### What is expected
Word for word, restate every line of the material.

** Begin Supplied data **

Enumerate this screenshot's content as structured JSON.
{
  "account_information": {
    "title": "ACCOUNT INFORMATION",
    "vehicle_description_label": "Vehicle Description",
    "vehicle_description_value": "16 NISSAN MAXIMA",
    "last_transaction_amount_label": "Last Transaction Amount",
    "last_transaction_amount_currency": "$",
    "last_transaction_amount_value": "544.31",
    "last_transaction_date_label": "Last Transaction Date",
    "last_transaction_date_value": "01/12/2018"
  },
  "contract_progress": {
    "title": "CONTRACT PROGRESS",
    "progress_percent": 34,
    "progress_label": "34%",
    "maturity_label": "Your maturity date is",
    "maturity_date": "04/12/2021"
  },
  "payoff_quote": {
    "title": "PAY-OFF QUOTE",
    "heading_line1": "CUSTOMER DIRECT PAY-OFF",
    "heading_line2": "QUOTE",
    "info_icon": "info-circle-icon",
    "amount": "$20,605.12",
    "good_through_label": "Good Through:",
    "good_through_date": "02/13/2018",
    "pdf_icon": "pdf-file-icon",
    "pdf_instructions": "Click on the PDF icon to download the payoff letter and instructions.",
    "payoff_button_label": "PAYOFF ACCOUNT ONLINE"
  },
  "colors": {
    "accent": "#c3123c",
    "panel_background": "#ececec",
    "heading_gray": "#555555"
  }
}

** End Supplied data **

### Response for this exercise
Enumerate this screenshot's content as structured JSON.
{
  "account_information": {
    "title": "ACCOUNT INFORMATION",
    "vehicle_description_label": "Vehicle Description",
    "vehicle_description_value": "16 NISSAN MAXIMA",
    "last_transaction_amount_label": "Last Transaction Amount",
    "last_transaction_amount_currency": "$",
    "last_transaction_amount_value": "544.31",
    "last_transaction_date_label": "Last Transaction Date",
    "last_transaction_date_value": "01/12/2018"
  },
  "contract_progress": {
    "title": "CONTRACT PROGRESS",
    "progress_percent": 34,
    "progress_label": "34%",
    "maturity_label": "Your maturity date is",
    "maturity_date": "04/12/2021"
  },
  "payoff_quote": {
    "title": "PAY-OFF QUOTE",
    "heading_line1": "CUSTOMER DIRECT PAY-OFF",
    "heading_line2": "QUOTE",
    "info_icon": "info-circle-icon",
    "amount": "$20,605.12",
    "good_through_label": "Good Through:",
    "good_through_date": "02/13/2018",
    "pdf_icon": "pdf-file-icon",
    "pdf_instructions": "Click on the PDF icon to download the payoff letter and instructions.",
    "payoff_button_label": "PAYOFF ACCOUNT ONLINE"
  },
  "colors": {
    "accent": "#c3123c",
    "panel_background": "#ececec",
    "heading_gray": "#555555"
  }
}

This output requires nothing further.